To do: Reproduce the listing below character for character; drop every image.
* * * * *
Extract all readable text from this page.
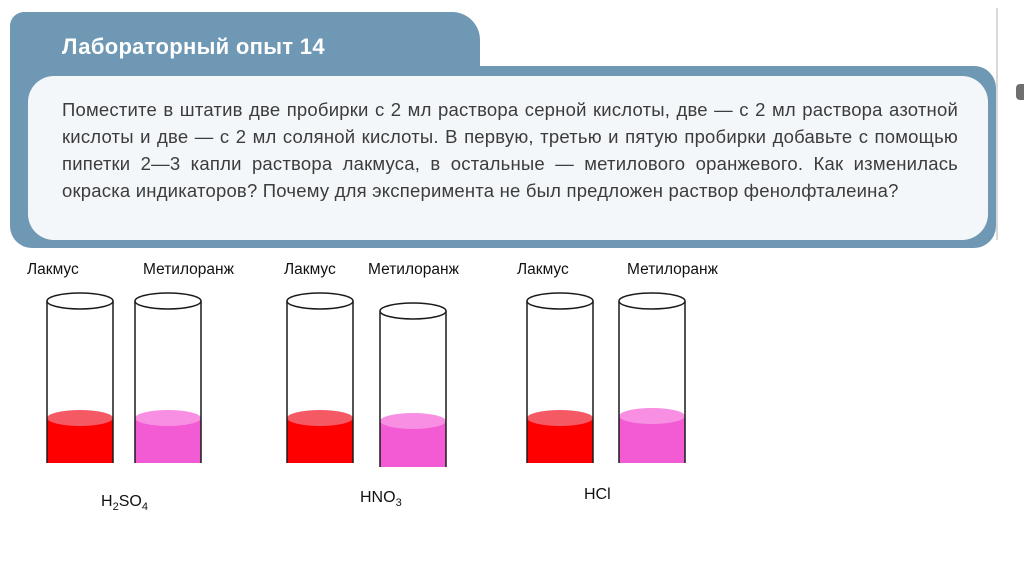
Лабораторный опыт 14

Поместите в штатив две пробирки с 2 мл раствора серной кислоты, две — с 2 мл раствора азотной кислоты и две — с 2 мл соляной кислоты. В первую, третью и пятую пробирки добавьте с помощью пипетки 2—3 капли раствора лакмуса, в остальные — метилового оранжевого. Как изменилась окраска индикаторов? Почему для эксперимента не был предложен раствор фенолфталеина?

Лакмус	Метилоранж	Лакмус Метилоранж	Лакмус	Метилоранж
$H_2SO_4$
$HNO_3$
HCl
* * * * *
Task answer:
Extract all readable text from this page.
Лабораторный опыт 14

Поместите в штатив две пробирки с 2 мл раствора серной кислоты, две — с 2 мл раствора азотной кислоты и две — с 2 мл соляной кислоты. В первую, третью и пятую пробирки добавьте с помощью пипетки 2—3 капли раствора лакмуса, в остальные — метилового оранжевого. Как изменилась окраска индикаторов? Почему для эксперимента не был предложен раствор фенолфталеина?

Лакмус	Метилоранж	Лакмус Метилоранж	Лакмус	Метилоранж
$H_2SO_4$
$HNO_3$
HCl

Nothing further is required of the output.